▸ **GIVEN INSTRUCTION**
Everything in the data should be repeated exactly, save for the images.

▸ **SOURCE RECORDS**
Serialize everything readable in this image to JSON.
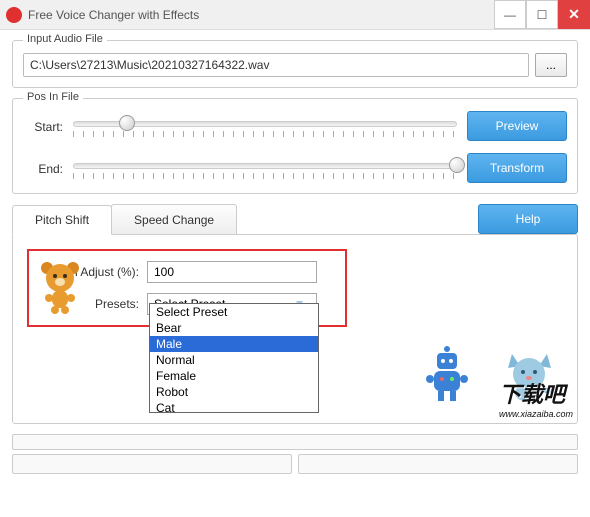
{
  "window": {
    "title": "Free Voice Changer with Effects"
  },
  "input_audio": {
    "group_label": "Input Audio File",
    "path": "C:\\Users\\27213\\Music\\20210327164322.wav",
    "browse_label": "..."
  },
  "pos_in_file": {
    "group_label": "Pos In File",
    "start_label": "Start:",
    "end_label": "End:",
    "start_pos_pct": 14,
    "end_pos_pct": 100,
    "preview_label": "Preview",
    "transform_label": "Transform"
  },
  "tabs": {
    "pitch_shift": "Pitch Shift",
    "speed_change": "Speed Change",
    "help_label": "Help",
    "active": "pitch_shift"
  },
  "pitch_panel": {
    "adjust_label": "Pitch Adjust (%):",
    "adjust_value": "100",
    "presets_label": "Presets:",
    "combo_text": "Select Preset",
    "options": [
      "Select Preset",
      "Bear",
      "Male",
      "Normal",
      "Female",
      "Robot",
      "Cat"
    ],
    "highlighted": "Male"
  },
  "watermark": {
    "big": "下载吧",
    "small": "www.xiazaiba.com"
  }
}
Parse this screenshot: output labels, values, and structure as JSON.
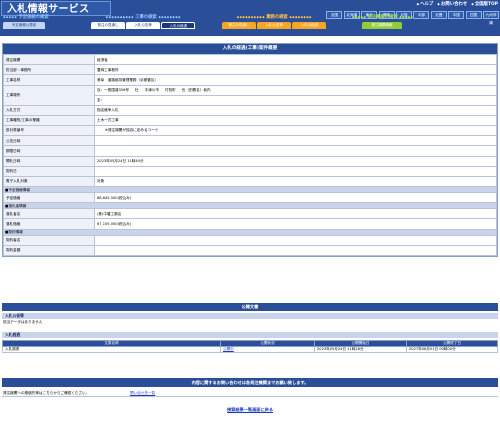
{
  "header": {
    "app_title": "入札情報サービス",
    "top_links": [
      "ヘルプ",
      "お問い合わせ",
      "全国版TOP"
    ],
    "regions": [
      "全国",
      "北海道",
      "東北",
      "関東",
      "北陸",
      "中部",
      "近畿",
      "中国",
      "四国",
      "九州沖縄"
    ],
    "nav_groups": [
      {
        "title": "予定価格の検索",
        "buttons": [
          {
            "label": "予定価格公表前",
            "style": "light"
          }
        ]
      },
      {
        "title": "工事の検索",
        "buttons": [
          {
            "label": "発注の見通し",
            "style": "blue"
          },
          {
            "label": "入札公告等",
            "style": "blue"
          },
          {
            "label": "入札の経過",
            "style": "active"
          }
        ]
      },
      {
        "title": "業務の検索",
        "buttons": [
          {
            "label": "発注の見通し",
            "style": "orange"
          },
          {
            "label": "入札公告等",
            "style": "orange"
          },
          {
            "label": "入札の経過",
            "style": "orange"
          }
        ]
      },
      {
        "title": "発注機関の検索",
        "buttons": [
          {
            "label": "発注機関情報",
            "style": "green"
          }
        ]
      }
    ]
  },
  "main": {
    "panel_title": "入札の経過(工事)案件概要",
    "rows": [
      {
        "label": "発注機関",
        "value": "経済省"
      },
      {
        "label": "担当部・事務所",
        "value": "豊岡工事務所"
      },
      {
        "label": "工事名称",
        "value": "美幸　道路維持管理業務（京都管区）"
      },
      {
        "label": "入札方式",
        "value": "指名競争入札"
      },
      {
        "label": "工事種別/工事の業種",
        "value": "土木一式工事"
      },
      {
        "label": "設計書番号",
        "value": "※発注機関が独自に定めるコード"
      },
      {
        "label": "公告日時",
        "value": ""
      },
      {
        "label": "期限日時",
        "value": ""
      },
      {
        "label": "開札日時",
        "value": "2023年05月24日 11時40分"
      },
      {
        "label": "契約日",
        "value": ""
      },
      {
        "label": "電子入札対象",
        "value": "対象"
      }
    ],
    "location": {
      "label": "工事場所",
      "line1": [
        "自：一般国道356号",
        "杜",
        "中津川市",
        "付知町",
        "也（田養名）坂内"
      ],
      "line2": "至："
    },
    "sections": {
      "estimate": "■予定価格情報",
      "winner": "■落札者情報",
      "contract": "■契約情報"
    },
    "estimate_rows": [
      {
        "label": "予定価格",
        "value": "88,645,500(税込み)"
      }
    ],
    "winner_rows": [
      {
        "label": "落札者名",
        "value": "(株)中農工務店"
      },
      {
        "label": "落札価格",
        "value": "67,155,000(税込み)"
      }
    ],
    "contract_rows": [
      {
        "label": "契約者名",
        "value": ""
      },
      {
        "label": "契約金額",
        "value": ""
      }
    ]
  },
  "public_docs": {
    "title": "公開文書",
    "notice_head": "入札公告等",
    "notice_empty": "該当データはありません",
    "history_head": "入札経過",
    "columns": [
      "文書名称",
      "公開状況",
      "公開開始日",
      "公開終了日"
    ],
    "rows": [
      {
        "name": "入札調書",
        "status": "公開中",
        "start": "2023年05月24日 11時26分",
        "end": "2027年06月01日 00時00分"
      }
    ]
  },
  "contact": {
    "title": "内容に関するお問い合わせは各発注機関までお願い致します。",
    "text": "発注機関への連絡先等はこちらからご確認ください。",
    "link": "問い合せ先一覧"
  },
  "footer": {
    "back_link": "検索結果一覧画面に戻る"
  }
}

▸ **SOLUTION FOR THIS TASK**
Serialize everything readable in this image to JSON.
{
  "window": {
    "title": "Free Voice Changer with Effects"
  },
  "input_audio": {
    "group_label": "Input Audio File",
    "path": "C:\\Users\\27213\\Music\\20210327164322.wav",
    "browse_label": "..."
  },
  "pos_in_file": {
    "group_label": "Pos In File",
    "start_label": "Start:",
    "end_label": "End:",
    "start_pos_pct": 14,
    "end_pos_pct": 100,
    "preview_label": "Preview",
    "transform_label": "Transform"
  },
  "tabs": {
    "pitch_shift": "Pitch Shift",
    "speed_change": "Speed Change",
    "help_label": "Help",
    "active": "pitch_shift"
  },
  "pitch_panel": {
    "adjust_label": "Pitch Adjust (%):",
    "adjust_value": "100",
    "presets_label": "Presets:",
    "combo_text": "Select Preset",
    "options": [
      "Select Preset",
      "Bear",
      "Male",
      "Normal",
      "Female",
      "Robot",
      "Cat"
    ],
    "highlighted": "Male"
  },
  "watermark": {
    "big": "下载吧",
    "small": "www.xiazaiba.com"
  }
}
Parse this screenshot: output labels, values, and structure as JSON.
{
  "header": {
    "app_title": "入札情報サービス",
    "top_links": [
      "ヘルプ",
      "お問い合わせ",
      "全国版TOP"
    ],
    "regions": [
      "全国",
      "北海道",
      "東北",
      "関東",
      "北陸",
      "中部",
      "近畿",
      "中国",
      "四国",
      "九州沖縄"
    ],
    "nav_groups": [
      {
        "title": "予定価格の検索",
        "buttons": [
          {
            "label": "予定価格公表前",
            "style": "light"
          }
        ]
      },
      {
        "title": "工事の検索",
        "buttons": [
          {
            "label": "発注の見通し",
            "style": "blue"
          },
          {
            "label": "入札公告等",
            "style": "blue"
          },
          {
            "label": "入札の経過",
            "style": "active"
          }
        ]
      },
      {
        "title": "業務の検索",
        "buttons": [
          {
            "label": "発注の見通し",
            "style": "orange"
          },
          {
            "label": "入札公告等",
            "style": "orange"
          },
          {
            "label": "入札の経過",
            "style": "orange"
          }
        ]
      },
      {
        "title": "発注機関の検索",
        "buttons": [
          {
            "label": "発注機関情報",
            "style": "green"
          }
        ]
      }
    ]
  },
  "main": {
    "panel_title": "入札の経過(工事)案件概要",
    "rows": [
      {
        "label": "発注機関",
        "value": "経済省"
      },
      {
        "label": "担当部・事務所",
        "value": "豊岡工事務所"
      },
      {
        "label": "工事名称",
        "value": "美幸　道路維持管理業務（京都管区）"
      },
      {
        "label": "入札方式",
        "value": "指名競争入札"
      },
      {
        "label": "工事種別/工事の業種",
        "value": "土木一式工事"
      },
      {
        "label": "設計書番号",
        "value": "※発注機関が独自に定めるコード"
      },
      {
        "label": "公告日時",
        "value": ""
      },
      {
        "label": "期限日時",
        "value": ""
      },
      {
        "label": "開札日時",
        "value": "2023年05月24日 11時40分"
      },
      {
        "label": "契約日",
        "value": ""
      },
      {
        "label": "電子入札対象",
        "value": "対象"
      }
    ],
    "location": {
      "label": "工事場所",
      "line1": [
        "自：一般国道356号",
        "杜",
        "中津川市",
        "付知町",
        "也（田養名）坂内"
      ],
      "line2": "至："
    },
    "sections": {
      "estimate": "■予定価格情報",
      "winner": "■落札者情報",
      "contract": "■契約情報"
    },
    "estimate_rows": [
      {
        "label": "予定価格",
        "value": "88,645,500(税込み)"
      }
    ],
    "winner_rows": [
      {
        "label": "落札者名",
        "value": "(株)中農工務店"
      },
      {
        "label": "落札価格",
        "value": "67,155,000(税込み)"
      }
    ],
    "contract_rows": [
      {
        "label": "契約者名",
        "value": ""
      },
      {
        "label": "契約金額",
        "value": ""
      }
    ]
  },
  "public_docs": {
    "title": "公開文書",
    "notice_head": "入札公告等",
    "notice_empty": "該当データはありません",
    "history_head": "入札経過",
    "columns": [
      "文書名称",
      "公開状況",
      "公開開始日",
      "公開終了日"
    ],
    "rows": [
      {
        "name": "入札調書",
        "status": "公開中",
        "start": "2023年05月24日 11時26分",
        "end": "2027年06月01日 00時00分"
      }
    ]
  },
  "contact": {
    "title": "内容に関するお問い合わせは各発注機関までお願い致します。",
    "text": "発注機関への連絡先等はこちらからご確認ください。",
    "link": "問い合せ先一覧"
  },
  "footer": {
    "back_link": "検索結果一覧画面に戻る"
  }
}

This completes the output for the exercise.